EXERCISE AIM:
Send each entry back exactly as given, pictures excluded.
▼
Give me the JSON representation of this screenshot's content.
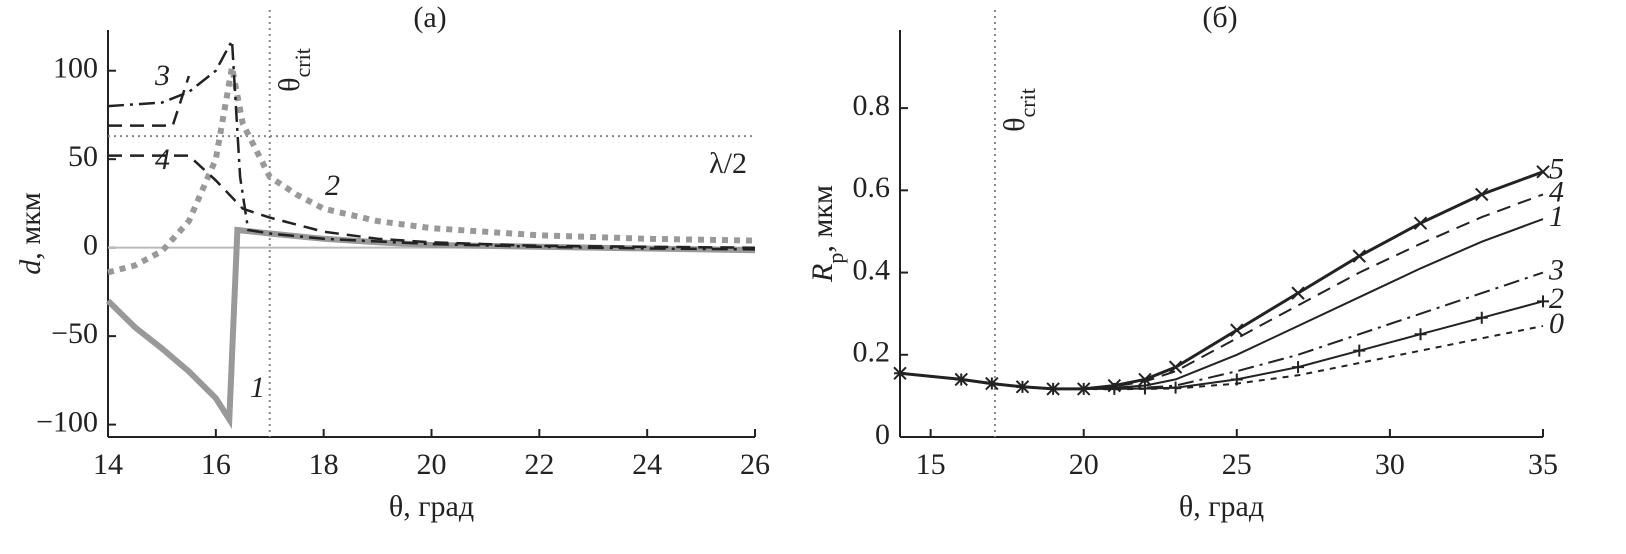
{
  "chart_data": [
    {
      "type": "line",
      "title": "(a)",
      "xlabel": [
        {
          "text": "θ, град"
        }
      ],
      "ylabel": [
        {
          "text": "d",
          "style": "italic"
        },
        {
          "text": ", мкм"
        }
      ],
      "xlim": [
        14,
        26
      ],
      "xticks": [
        14,
        16,
        18,
        20,
        22,
        24,
        26
      ],
      "ylim": [
        -107,
        123
      ],
      "yticks": [
        {
          "value": -100,
          "label": "−100"
        },
        {
          "value": -50,
          "label": "−50"
        },
        0,
        50,
        100
      ],
      "reference_lines": [
        {
          "axis": "y",
          "value": 0,
          "color": "#bbbbbb"
        },
        {
          "axis": "y",
          "value": 63,
          "color": "#888888",
          "label": "λ/2"
        },
        {
          "axis": "x",
          "value": 17,
          "color": "#888888",
          "label": {
            "text": "θ",
            "sub": "crit"
          }
        }
      ],
      "series": [
        {
          "name": "1",
          "color": "#999999",
          "width": 6,
          "dash": "solid",
          "x": [
            14,
            14.5,
            15,
            15.5,
            16,
            16.25,
            16.4,
            17,
            18,
            19,
            20,
            22,
            24,
            26
          ],
          "values": [
            -30,
            -45,
            -57,
            -70,
            -85,
            -97,
            10,
            8,
            5,
            3,
            1.5,
            0.5,
            -0.5,
            -1.5
          ]
        },
        {
          "name": "2",
          "color": "#999999",
          "width": 6,
          "dash": "dotted",
          "x": [
            14,
            14.5,
            15,
            15.5,
            16,
            16.3,
            16.5,
            17,
            17.5,
            18,
            19,
            20,
            22,
            24,
            26
          ],
          "values": [
            -14,
            -10,
            -2,
            15,
            50,
            102,
            70,
            40,
            30,
            22,
            15,
            11,
            7,
            5,
            4
          ]
        },
        {
          "name": "3",
          "color": "#222222",
          "width": 2.5,
          "dash": "dashdot",
          "x": [
            14,
            15,
            15.5,
            16,
            16.3,
            16.45,
            16.6,
            17,
            18,
            20,
            22,
            24,
            26
          ],
          "values": [
            80,
            82,
            88,
            100,
            117,
            40,
            10,
            8,
            5,
            2,
            0.5,
            -0.5,
            -1
          ]
        },
        {
          "name": "4",
          "color": "#222222",
          "width": 2.5,
          "dash": "dashed",
          "x": [
            14,
            15.2,
            15.5,
            15.6,
            14,
            15.5,
            16,
            16.5,
            17,
            18,
            19,
            20,
            22,
            26
          ],
          "values": [
            69,
            69,
            97,
            null,
            52,
            52,
            38,
            22,
            17,
            9,
            5,
            3,
            1,
            0
          ]
        }
      ]
    },
    {
      "type": "line",
      "title": "(б)",
      "xlabel": [
        {
          "text": "θ, град"
        }
      ],
      "ylabel": [
        {
          "text": "R",
          "style": "italic"
        },
        {
          "text": "p",
          "style": "sub"
        },
        {
          "text": ", мкм"
        }
      ],
      "xlim": [
        14,
        35
      ],
      "xticks": [
        15,
        20,
        25,
        30,
        35
      ],
      "ylim": [
        0,
        0.99
      ],
      "yticks": [
        0,
        0.2,
        0.4,
        0.6,
        0.8
      ],
      "reference_lines": [
        {
          "axis": "x",
          "value": 17.1,
          "color": "#888888",
          "label": {
            "text": "θ",
            "sub": "crit"
          }
        }
      ],
      "x": [
        14,
        16,
        17,
        18,
        19,
        20,
        21,
        22,
        23,
        25,
        27,
        29,
        31,
        33,
        35
      ],
      "series": [
        {
          "name": "5",
          "color": "#222222",
          "width": 3,
          "dash": "solid",
          "marker": "x",
          "values": [
            0.155,
            0.14,
            0.13,
            0.122,
            0.117,
            0.117,
            0.125,
            0.14,
            0.17,
            0.26,
            0.35,
            0.44,
            0.52,
            0.59,
            0.645
          ]
        },
        {
          "name": "4",
          "color": "#222222",
          "width": 2,
          "dash": "dashed",
          "values": [
            0.155,
            0.14,
            0.13,
            0.122,
            0.117,
            0.117,
            0.123,
            0.135,
            0.16,
            0.24,
            0.32,
            0.4,
            0.47,
            0.535,
            0.59
          ]
        },
        {
          "name": "1",
          "color": "#222222",
          "width": 2,
          "dash": "solid",
          "values": [
            0.155,
            0.14,
            0.13,
            0.122,
            0.117,
            0.117,
            0.12,
            0.125,
            0.14,
            0.2,
            0.27,
            0.34,
            0.41,
            0.475,
            0.53
          ]
        },
        {
          "name": "3",
          "color": "#222222",
          "width": 2,
          "dash": "dashdot",
          "values": [
            0.155,
            0.14,
            0.13,
            0.122,
            0.117,
            0.117,
            0.118,
            0.12,
            0.125,
            0.16,
            0.2,
            0.25,
            0.3,
            0.35,
            0.4
          ]
        },
        {
          "name": "2",
          "color": "#222222",
          "width": 2,
          "dash": "solid",
          "marker": "+",
          "values": [
            0.155,
            0.14,
            0.13,
            0.122,
            0.117,
            0.117,
            0.117,
            0.118,
            0.12,
            0.14,
            0.17,
            0.21,
            0.25,
            0.29,
            0.33
          ]
        },
        {
          "name": "0",
          "color": "#222222",
          "width": 2,
          "dash": "dotted",
          "values": [
            0.155,
            0.14,
            0.13,
            0.122,
            0.117,
            0.117,
            0.116,
            0.117,
            0.118,
            0.13,
            0.15,
            0.18,
            0.21,
            0.24,
            0.27
          ]
        }
      ]
    }
  ]
}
▲
FULL ANSWER:
Give me the JSON representation of this screenshot's content.
{
  "chart_data": [
    {
      "type": "line",
      "title": "(a)",
      "xlabel": [
        {
          "text": "θ, град"
        }
      ],
      "ylabel": [
        {
          "text": "d",
          "style": "italic"
        },
        {
          "text": ", мкм"
        }
      ],
      "xlim": [
        14,
        26
      ],
      "xticks": [
        14,
        16,
        18,
        20,
        22,
        24,
        26
      ],
      "ylim": [
        -107,
        123
      ],
      "yticks": [
        {
          "value": -100,
          "label": "−100"
        },
        {
          "value": -50,
          "label": "−50"
        },
        0,
        50,
        100
      ],
      "reference_lines": [
        {
          "axis": "y",
          "value": 0,
          "color": "#bbbbbb"
        },
        {
          "axis": "y",
          "value": 63,
          "color": "#888888",
          "label": "λ/2"
        },
        {
          "axis": "x",
          "value": 17,
          "color": "#888888",
          "label": {
            "text": "θ",
            "sub": "crit"
          }
        }
      ],
      "series": [
        {
          "name": "1",
          "color": "#999999",
          "width": 6,
          "dash": "solid",
          "x": [
            14,
            14.5,
            15,
            15.5,
            16,
            16.25,
            16.4,
            17,
            18,
            19,
            20,
            22,
            24,
            26
          ],
          "values": [
            -30,
            -45,
            -57,
            -70,
            -85,
            -97,
            10,
            8,
            5,
            3,
            1.5,
            0.5,
            -0.5,
            -1.5
          ]
        },
        {
          "name": "2",
          "color": "#999999",
          "width": 6,
          "dash": "dotted",
          "x": [
            14,
            14.5,
            15,
            15.5,
            16,
            16.3,
            16.5,
            17,
            17.5,
            18,
            19,
            20,
            22,
            24,
            26
          ],
          "values": [
            -14,
            -10,
            -2,
            15,
            50,
            102,
            70,
            40,
            30,
            22,
            15,
            11,
            7,
            5,
            4
          ]
        },
        {
          "name": "3",
          "color": "#222222",
          "width": 2.5,
          "dash": "dashdot",
          "x": [
            14,
            15,
            15.5,
            16,
            16.3,
            16.45,
            16.6,
            17,
            18,
            20,
            22,
            24,
            26
          ],
          "values": [
            80,
            82,
            88,
            100,
            117,
            40,
            10,
            8,
            5,
            2,
            0.5,
            -0.5,
            -1
          ]
        },
        {
          "name": "4",
          "color": "#222222",
          "width": 2.5,
          "dash": "dashed",
          "x": [
            14,
            15.2,
            15.5,
            15.6,
            14,
            15.5,
            16,
            16.5,
            17,
            18,
            19,
            20,
            22,
            26
          ],
          "values": [
            69,
            69,
            97,
            null,
            52,
            52,
            38,
            22,
            17,
            9,
            5,
            3,
            1,
            0
          ]
        }
      ]
    },
    {
      "type": "line",
      "title": "(б)",
      "xlabel": [
        {
          "text": "θ, град"
        }
      ],
      "ylabel": [
        {
          "text": "R",
          "style": "italic"
        },
        {
          "text": "p",
          "style": "sub"
        },
        {
          "text": ", мкм"
        }
      ],
      "xlim": [
        14,
        35
      ],
      "xticks": [
        15,
        20,
        25,
        30,
        35
      ],
      "ylim": [
        0,
        0.99
      ],
      "yticks": [
        0,
        0.2,
        0.4,
        0.6,
        0.8
      ],
      "reference_lines": [
        {
          "axis": "x",
          "value": 17.1,
          "color": "#888888",
          "label": {
            "text": "θ",
            "sub": "crit"
          }
        }
      ],
      "x": [
        14,
        16,
        17,
        18,
        19,
        20,
        21,
        22,
        23,
        25,
        27,
        29,
        31,
        33,
        35
      ],
      "series": [
        {
          "name": "5",
          "color": "#222222",
          "width": 3,
          "dash": "solid",
          "marker": "x",
          "values": [
            0.155,
            0.14,
            0.13,
            0.122,
            0.117,
            0.117,
            0.125,
            0.14,
            0.17,
            0.26,
            0.35,
            0.44,
            0.52,
            0.59,
            0.645
          ]
        },
        {
          "name": "4",
          "color": "#222222",
          "width": 2,
          "dash": "dashed",
          "values": [
            0.155,
            0.14,
            0.13,
            0.122,
            0.117,
            0.117,
            0.123,
            0.135,
            0.16,
            0.24,
            0.32,
            0.4,
            0.47,
            0.535,
            0.59
          ]
        },
        {
          "name": "1",
          "color": "#222222",
          "width": 2,
          "dash": "solid",
          "values": [
            0.155,
            0.14,
            0.13,
            0.122,
            0.117,
            0.117,
            0.12,
            0.125,
            0.14,
            0.2,
            0.27,
            0.34,
            0.41,
            0.475,
            0.53
          ]
        },
        {
          "name": "3",
          "color": "#222222",
          "width": 2,
          "dash": "dashdot",
          "values": [
            0.155,
            0.14,
            0.13,
            0.122,
            0.117,
            0.117,
            0.118,
            0.12,
            0.125,
            0.16,
            0.2,
            0.25,
            0.3,
            0.35,
            0.4
          ]
        },
        {
          "name": "2",
          "color": "#222222",
          "width": 2,
          "dash": "solid",
          "marker": "+",
          "values": [
            0.155,
            0.14,
            0.13,
            0.122,
            0.117,
            0.117,
            0.117,
            0.118,
            0.12,
            0.14,
            0.17,
            0.21,
            0.25,
            0.29,
            0.33
          ]
        },
        {
          "name": "0",
          "color": "#222222",
          "width": 2,
          "dash": "dotted",
          "values": [
            0.155,
            0.14,
            0.13,
            0.122,
            0.117,
            0.117,
            0.116,
            0.117,
            0.118,
            0.13,
            0.15,
            0.18,
            0.21,
            0.24,
            0.27
          ]
        }
      ]
    }
  ]
}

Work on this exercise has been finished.